_Task instructions_
Output as a numbered list, with blank lines omitted, everything from the line containing "18, 721, 53]" down to the line containing "song-name: Dil ka", both included.

[Dataset items]
━━━━━━━━━━━━━━━━━━━━

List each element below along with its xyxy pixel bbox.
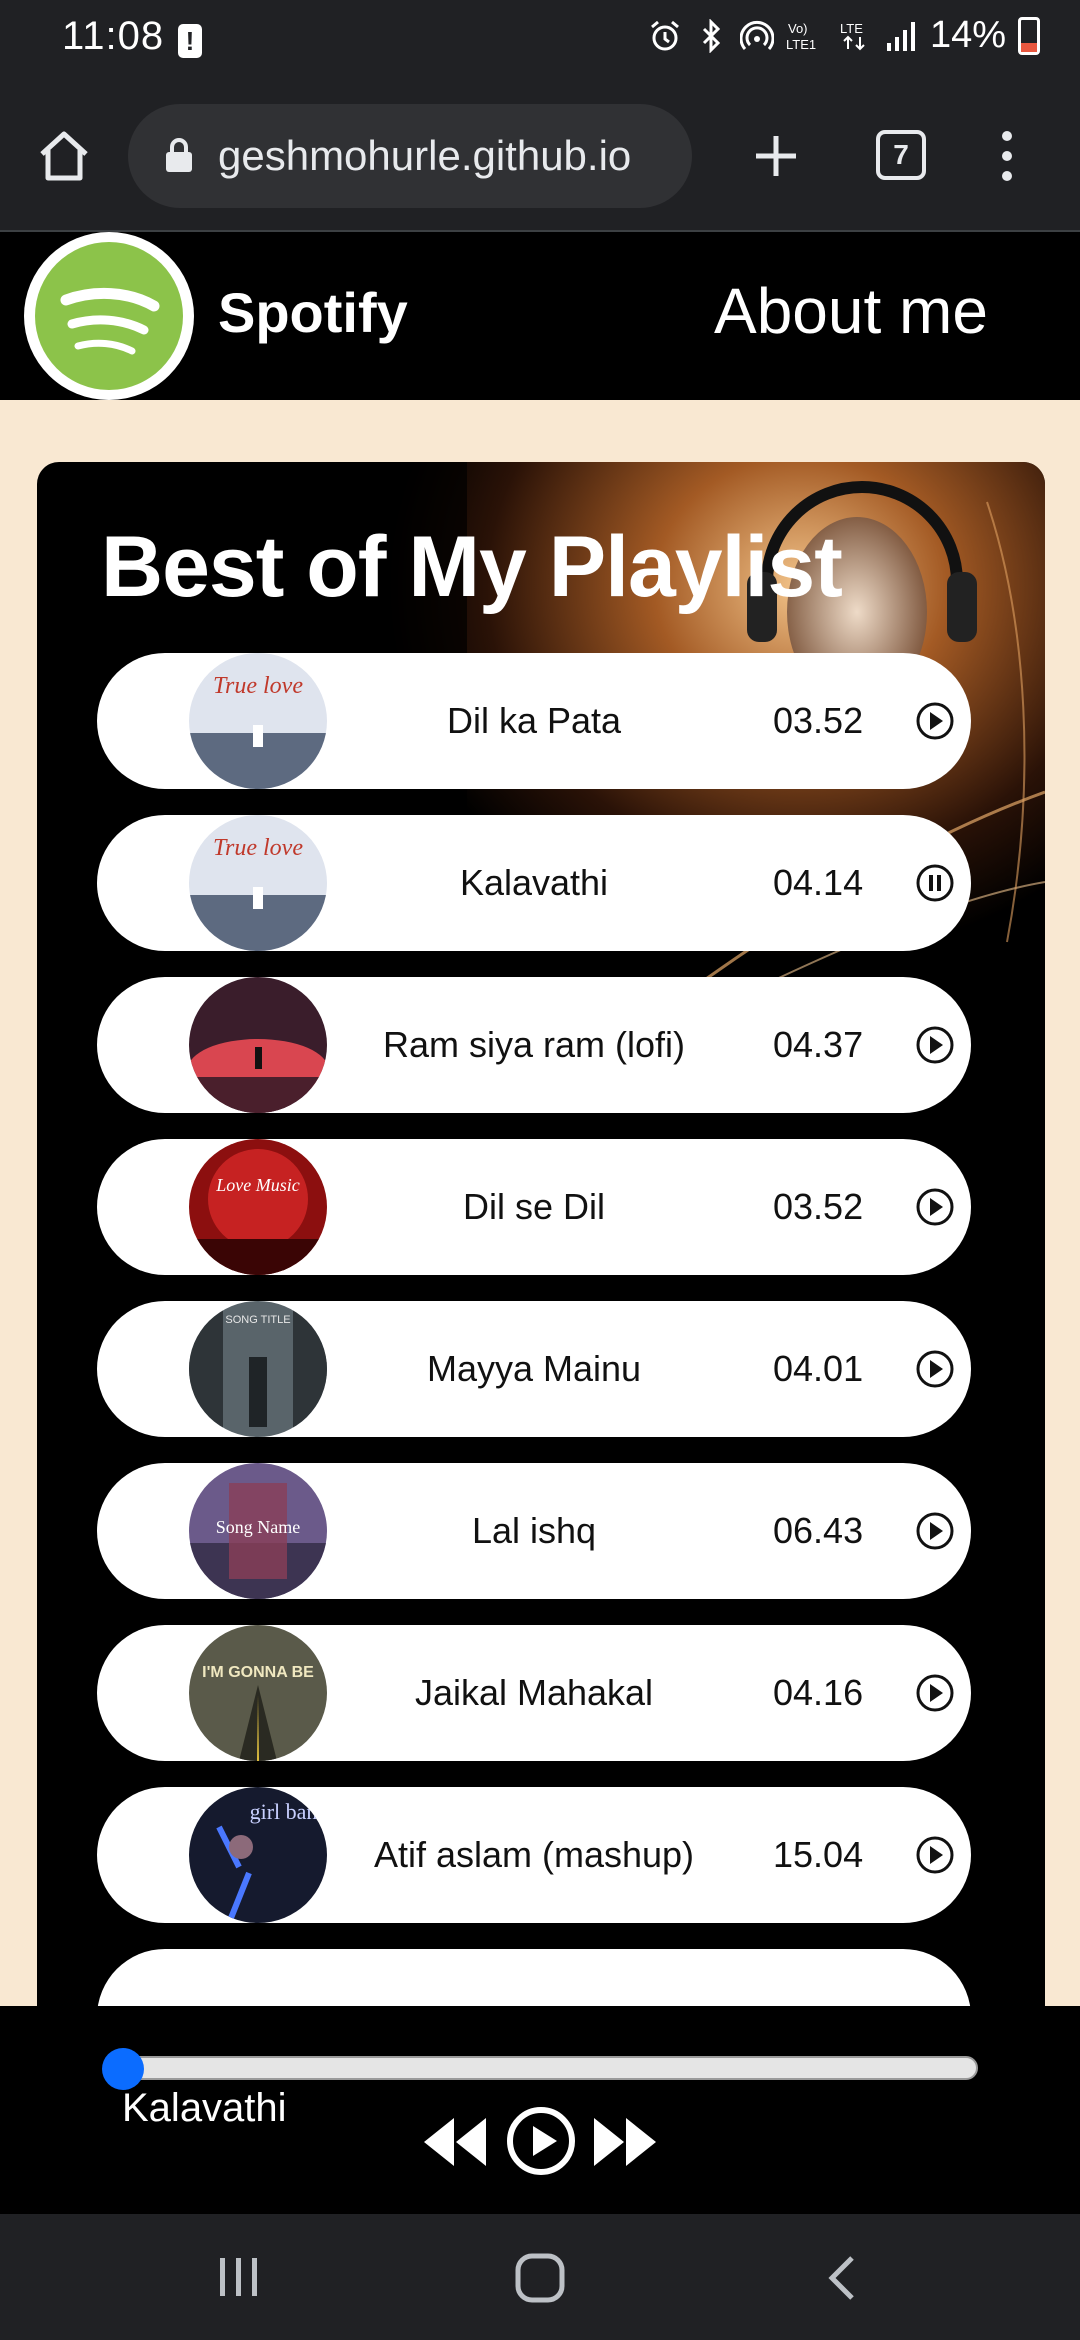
bluetooth-icon	[702, 18, 721, 53]
song-duration: 04.14	[773, 862, 864, 903]
song-row-partial[interactable]	[97, 1949, 971, 2006]
album-text: Love Music	[215, 1175, 299, 1195]
song-duration: 03.52	[773, 1186, 864, 1227]
battery-icon	[1018, 16, 1040, 55]
song-row[interactable]: True love Kalavathi 04.14	[97, 815, 971, 951]
site-header: Spotify About me	[0, 232, 1080, 400]
address-bar[interactable]: geshmohurle.github.io	[128, 104, 692, 208]
browser-toolbar: geshmohurle.github.io 7	[0, 80, 1080, 232]
song-name: Dil ka Pata	[446, 700, 622, 741]
next-icon[interactable]	[590, 2112, 660, 2172]
song-name: Kalavathi	[459, 862, 609, 903]
url-text: geshmohurle.github.io	[218, 132, 632, 179]
battery-percent: 14%	[929, 14, 1006, 56]
album-text: True love	[213, 835, 303, 861]
play-circle-icon[interactable]	[915, 1511, 955, 1551]
album-art: Song Name	[189, 1463, 327, 1599]
svg-text:Vo): Vo)	[788, 21, 808, 36]
album-text: Song Name	[216, 1517, 301, 1537]
song-name: Ram siya ram (lofi)	[382, 1024, 686, 1065]
play-circle-icon[interactable]	[506, 2106, 576, 2176]
screen: 11:08 ! Vo) LTE1 LTE 14% geshmohurle.gith…	[0, 0, 1080, 2340]
album-text: girl band	[250, 1799, 327, 1824]
now-playing-title: Kalavathi	[122, 2086, 287, 2130]
song-name: Dil se Dil	[462, 1186, 605, 1227]
album-text: True love	[213, 673, 303, 699]
lte-icon: LTE	[840, 21, 865, 50]
song-duration: 06.43	[773, 1510, 864, 1551]
song-row[interactable]: True love Dil ka Pata 03.52	[97, 653, 971, 789]
alert-icon: !	[178, 24, 202, 58]
volte-icon: Vo)LTE1	[786, 21, 816, 52]
album-art: True love	[189, 653, 327, 789]
song-row[interactable]: SONG TITLE Mayya Mainu 04.01	[97, 1301, 971, 1437]
system-nav-bar	[0, 2214, 1080, 2340]
play-circle-icon[interactable]	[915, 1025, 955, 1065]
song-row[interactable]: Love Music Dil se Dil 03.52	[97, 1139, 971, 1275]
play-circle-icon[interactable]	[915, 1187, 955, 1227]
progress-thumb[interactable]	[102, 2048, 144, 2090]
song-row[interactable]: Song Name Lal ishq 06.43	[97, 1463, 971, 1599]
spotify-logo-icon	[35, 242, 183, 390]
song-duration: 03.52	[773, 700, 864, 741]
album-art: Love Music	[189, 1139, 327, 1275]
home-icon[interactable]	[34, 126, 94, 186]
svg-text:LTE1: LTE1	[786, 37, 816, 52]
lock-icon	[166, 138, 192, 172]
status-icons: Vo) LTE1 LTE 14%	[648, 14, 1040, 57]
song-row[interactable]: girl band Atif aslam (mashup) 15.04	[97, 1787, 971, 1923]
signal-icon	[886, 21, 915, 51]
playlist-title: Best of My Playlist	[101, 519, 843, 615]
album-art	[189, 977, 327, 1113]
more-menu-icon[interactable]	[992, 124, 1022, 188]
svg-text:LTE: LTE	[840, 21, 863, 36]
play-circle-icon[interactable]	[915, 1835, 955, 1875]
about-me-link[interactable]: About me	[714, 274, 988, 348]
page-content: Best of My Playlist True love Dil ka Pat…	[0, 400, 1080, 2006]
play-circle-icon[interactable]	[915, 701, 955, 741]
play-circle-icon[interactable]	[915, 1673, 955, 1713]
new-tab-icon[interactable]	[746, 126, 806, 186]
song-name: Mayya Mainu	[426, 1348, 642, 1389]
music-player: Kalavathi	[0, 2006, 1080, 2214]
song-duration: 15.04	[773, 1834, 864, 1875]
album-text: I'M GONNA BE	[202, 1664, 314, 1681]
spotify-logo[interactable]	[24, 232, 194, 400]
progress-bar[interactable]	[112, 2056, 978, 2080]
album-art: I'M GONNA BE	[189, 1625, 327, 1761]
song-name: Lal ishq	[471, 1510, 597, 1551]
song-row[interactable]: Ram siya ram (lofi) 04.37	[97, 977, 971, 1113]
alarm-icon	[650, 20, 679, 50]
song-name: Atif aslam (mashup)	[373, 1834, 695, 1875]
recents-icon[interactable]	[214, 2254, 264, 2300]
tab-switcher-button[interactable]: 7	[876, 130, 926, 180]
hotspot-icon	[739, 20, 774, 50]
play-circle-icon[interactable]	[915, 1349, 955, 1389]
song-row[interactable]: I'M GONNA BE Jaikal Mahakal 04.16	[97, 1625, 971, 1761]
back-icon[interactable]	[824, 2254, 860, 2302]
status-bar: 11:08 ! Vo) LTE1 LTE 14%	[0, 0, 1080, 80]
album-text: SONG TITLE	[225, 1314, 290, 1326]
site-brand: Spotify	[218, 281, 408, 344]
status-time: 11:08	[62, 14, 165, 58]
previous-icon[interactable]	[420, 2112, 490, 2172]
song-name: Jaikal Mahakal	[414, 1672, 654, 1713]
song-duration: 04.37	[773, 1024, 864, 1065]
song-duration: 04.01	[773, 1348, 864, 1389]
playlist-card: Best of My Playlist True love Dil ka Pat…	[37, 462, 1045, 2006]
album-art: girl band	[189, 1787, 327, 1923]
pause-circle-icon[interactable]	[915, 863, 955, 903]
song-duration: 04.16	[773, 1672, 864, 1713]
album-art: SONG TITLE	[189, 1301, 327, 1437]
nav-home-icon[interactable]	[514, 2252, 566, 2304]
album-art: True love	[189, 815, 327, 951]
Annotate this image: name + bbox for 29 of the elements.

━━━━━━━━━━━━━━━━━━━━

_Task response_
1. bluetooth-icon	[702, 18, 721, 53]
2. song-duration: 04.14	[773, 862, 864, 903]
3. song-row-partial[interactable]	[97, 1949, 971, 2006]
4. album-text: Love Music	[215, 1175, 299, 1195]
5. song-duration: 03.52	[773, 1186, 864, 1227]
6. battery-icon	[1018, 16, 1040, 55]
7. song-row[interactable]: True love Kalavathi 04.14	[97, 815, 971, 951]
8. site-header: Spotify About me	[0, 232, 1080, 400]
9. address-bar[interactable]: geshmohurle.github.io	[128, 104, 692, 208]
10. browser-toolbar: geshmohurle.github.io 7	[0, 80, 1080, 232]
11. song-name: Dil ka Pata	[446, 700, 622, 741]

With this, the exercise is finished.